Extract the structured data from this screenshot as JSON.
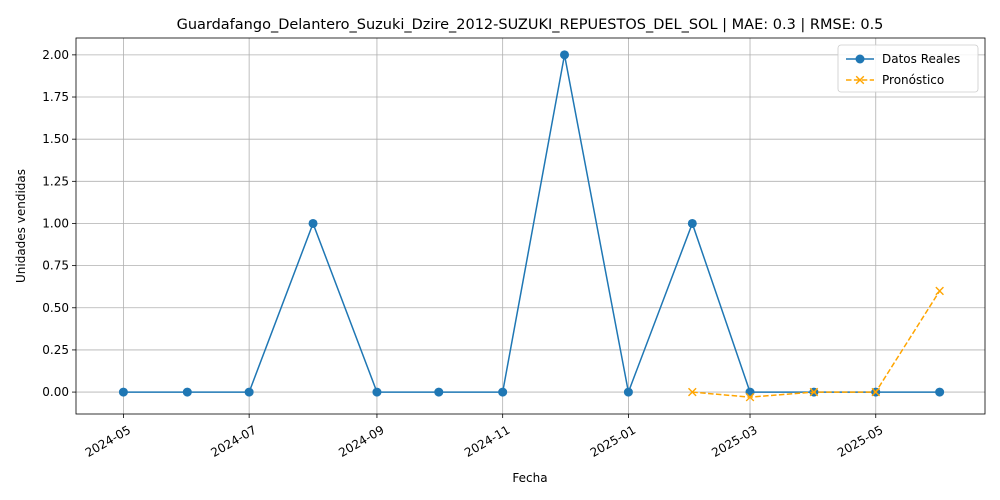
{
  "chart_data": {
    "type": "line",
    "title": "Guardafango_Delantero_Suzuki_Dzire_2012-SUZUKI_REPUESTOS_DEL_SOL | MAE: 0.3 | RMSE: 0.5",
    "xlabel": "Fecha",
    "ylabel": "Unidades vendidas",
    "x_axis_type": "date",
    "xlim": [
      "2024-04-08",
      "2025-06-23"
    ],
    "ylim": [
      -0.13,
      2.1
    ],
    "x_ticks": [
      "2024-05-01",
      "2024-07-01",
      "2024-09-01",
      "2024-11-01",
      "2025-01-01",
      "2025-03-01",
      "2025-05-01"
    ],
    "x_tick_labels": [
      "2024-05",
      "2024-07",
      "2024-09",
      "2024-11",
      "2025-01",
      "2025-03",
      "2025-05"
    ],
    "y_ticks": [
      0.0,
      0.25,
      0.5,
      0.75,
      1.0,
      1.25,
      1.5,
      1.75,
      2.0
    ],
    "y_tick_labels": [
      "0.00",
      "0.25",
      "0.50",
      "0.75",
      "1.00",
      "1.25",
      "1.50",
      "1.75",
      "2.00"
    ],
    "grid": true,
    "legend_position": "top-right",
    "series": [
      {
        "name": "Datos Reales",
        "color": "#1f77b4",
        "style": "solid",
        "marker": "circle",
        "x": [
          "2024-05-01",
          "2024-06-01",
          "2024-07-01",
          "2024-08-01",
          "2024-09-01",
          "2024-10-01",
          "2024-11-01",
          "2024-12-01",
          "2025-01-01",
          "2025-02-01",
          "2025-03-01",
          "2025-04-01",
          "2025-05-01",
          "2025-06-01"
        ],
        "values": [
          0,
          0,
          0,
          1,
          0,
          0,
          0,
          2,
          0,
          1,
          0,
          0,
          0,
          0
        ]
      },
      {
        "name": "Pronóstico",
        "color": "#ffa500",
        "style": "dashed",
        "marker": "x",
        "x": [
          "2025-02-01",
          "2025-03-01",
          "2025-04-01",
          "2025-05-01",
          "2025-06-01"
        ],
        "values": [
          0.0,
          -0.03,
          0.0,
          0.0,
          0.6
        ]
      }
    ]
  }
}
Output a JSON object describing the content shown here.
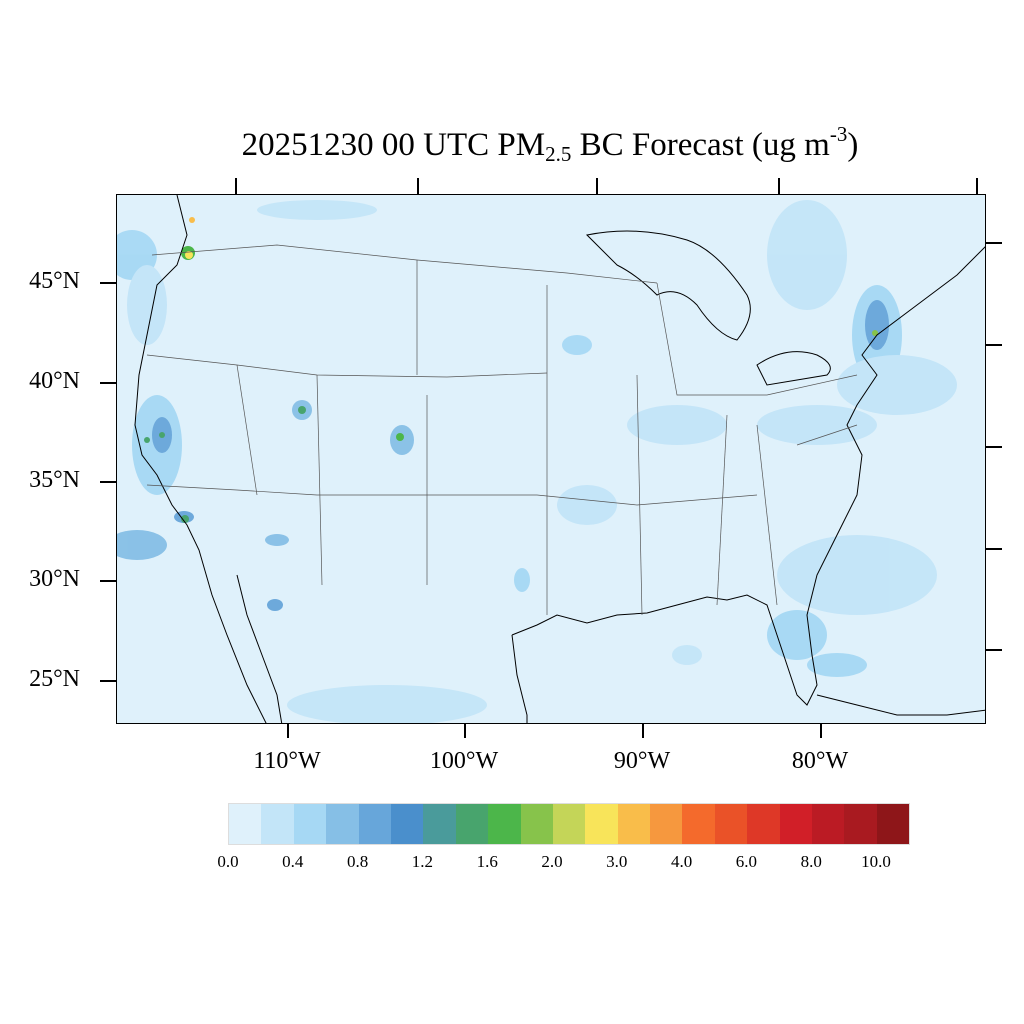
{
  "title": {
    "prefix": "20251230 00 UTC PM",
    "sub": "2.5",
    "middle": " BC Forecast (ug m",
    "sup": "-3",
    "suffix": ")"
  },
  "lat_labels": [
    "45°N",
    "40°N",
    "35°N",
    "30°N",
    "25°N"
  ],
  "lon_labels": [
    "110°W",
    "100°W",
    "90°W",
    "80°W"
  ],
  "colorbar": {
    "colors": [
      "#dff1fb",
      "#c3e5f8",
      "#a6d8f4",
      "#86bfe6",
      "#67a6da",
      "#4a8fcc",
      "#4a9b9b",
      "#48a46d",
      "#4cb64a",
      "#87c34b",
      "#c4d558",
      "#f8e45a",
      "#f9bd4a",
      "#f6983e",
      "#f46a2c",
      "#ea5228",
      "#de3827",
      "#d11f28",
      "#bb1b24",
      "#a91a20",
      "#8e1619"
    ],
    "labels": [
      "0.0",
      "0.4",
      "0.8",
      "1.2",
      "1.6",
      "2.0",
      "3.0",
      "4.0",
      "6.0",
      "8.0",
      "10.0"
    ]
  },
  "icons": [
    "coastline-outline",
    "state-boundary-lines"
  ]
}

+-------+

* _Task objective_
Give every record back exactly as it reads, with no images.

* _Solution for this task_
Extract the structured data from this screenshot as JSON.
{
  "chart_data": {
    "type": "line",
    "title": "Guardafango_Delantero_Suzuki_Dzire_2012-SUZUKI_REPUESTOS_DEL_SOL | MAE: 0.3 | RMSE: 0.5",
    "xlabel": "Fecha",
    "ylabel": "Unidades vendidas",
    "x_axis_type": "date",
    "xlim": [
      "2024-04-08",
      "2025-06-23"
    ],
    "ylim": [
      -0.13,
      2.1
    ],
    "x_ticks": [
      "2024-05-01",
      "2024-07-01",
      "2024-09-01",
      "2024-11-01",
      "2025-01-01",
      "2025-03-01",
      "2025-05-01"
    ],
    "x_tick_labels": [
      "2024-05",
      "2024-07",
      "2024-09",
      "2024-11",
      "2025-01",
      "2025-03",
      "2025-05"
    ],
    "y_ticks": [
      0.0,
      0.25,
      0.5,
      0.75,
      1.0,
      1.25,
      1.5,
      1.75,
      2.0
    ],
    "y_tick_labels": [
      "0.00",
      "0.25",
      "0.50",
      "0.75",
      "1.00",
      "1.25",
      "1.50",
      "1.75",
      "2.00"
    ],
    "grid": true,
    "legend_position": "top-right",
    "series": [
      {
        "name": "Datos Reales",
        "color": "#1f77b4",
        "style": "solid",
        "marker": "circle",
        "x": [
          "2024-05-01",
          "2024-06-01",
          "2024-07-01",
          "2024-08-01",
          "2024-09-01",
          "2024-10-01",
          "2024-11-01",
          "2024-12-01",
          "2025-01-01",
          "2025-02-01",
          "2025-03-01",
          "2025-04-01",
          "2025-05-01",
          "2025-06-01"
        ],
        "values": [
          0,
          0,
          0,
          1,
          0,
          0,
          0,
          2,
          0,
          1,
          0,
          0,
          0,
          0
        ]
      },
      {
        "name": "Pronóstico",
        "color": "#ffa500",
        "style": "dashed",
        "marker": "x",
        "x": [
          "2025-02-01",
          "2025-03-01",
          "2025-04-01",
          "2025-05-01",
          "2025-06-01"
        ],
        "values": [
          0.0,
          -0.03,
          0.0,
          0.0,
          0.6
        ]
      }
    ]
  }
}
Output a JSON object describing the content shown here.
{
  "title": {
    "prefix": "20251230 00 UTC PM",
    "sub": "2.5",
    "middle": " BC Forecast (ug m",
    "sup": "-3",
    "suffix": ")"
  },
  "lat_labels": [
    "45°N",
    "40°N",
    "35°N",
    "30°N",
    "25°N"
  ],
  "lon_labels": [
    "110°W",
    "100°W",
    "90°W",
    "80°W"
  ],
  "colorbar": {
    "colors": [
      "#dff1fb",
      "#c3e5f8",
      "#a6d8f4",
      "#86bfe6",
      "#67a6da",
      "#4a8fcc",
      "#4a9b9b",
      "#48a46d",
      "#4cb64a",
      "#87c34b",
      "#c4d558",
      "#f8e45a",
      "#f9bd4a",
      "#f6983e",
      "#f46a2c",
      "#ea5228",
      "#de3827",
      "#d11f28",
      "#bb1b24",
      "#a91a20",
      "#8e1619"
    ],
    "labels": [
      "0.0",
      "0.4",
      "0.8",
      "1.2",
      "1.6",
      "2.0",
      "3.0",
      "4.0",
      "6.0",
      "8.0",
      "10.0"
    ]
  },
  "icons": [
    "coastline-outline",
    "state-boundary-lines"
  ]
}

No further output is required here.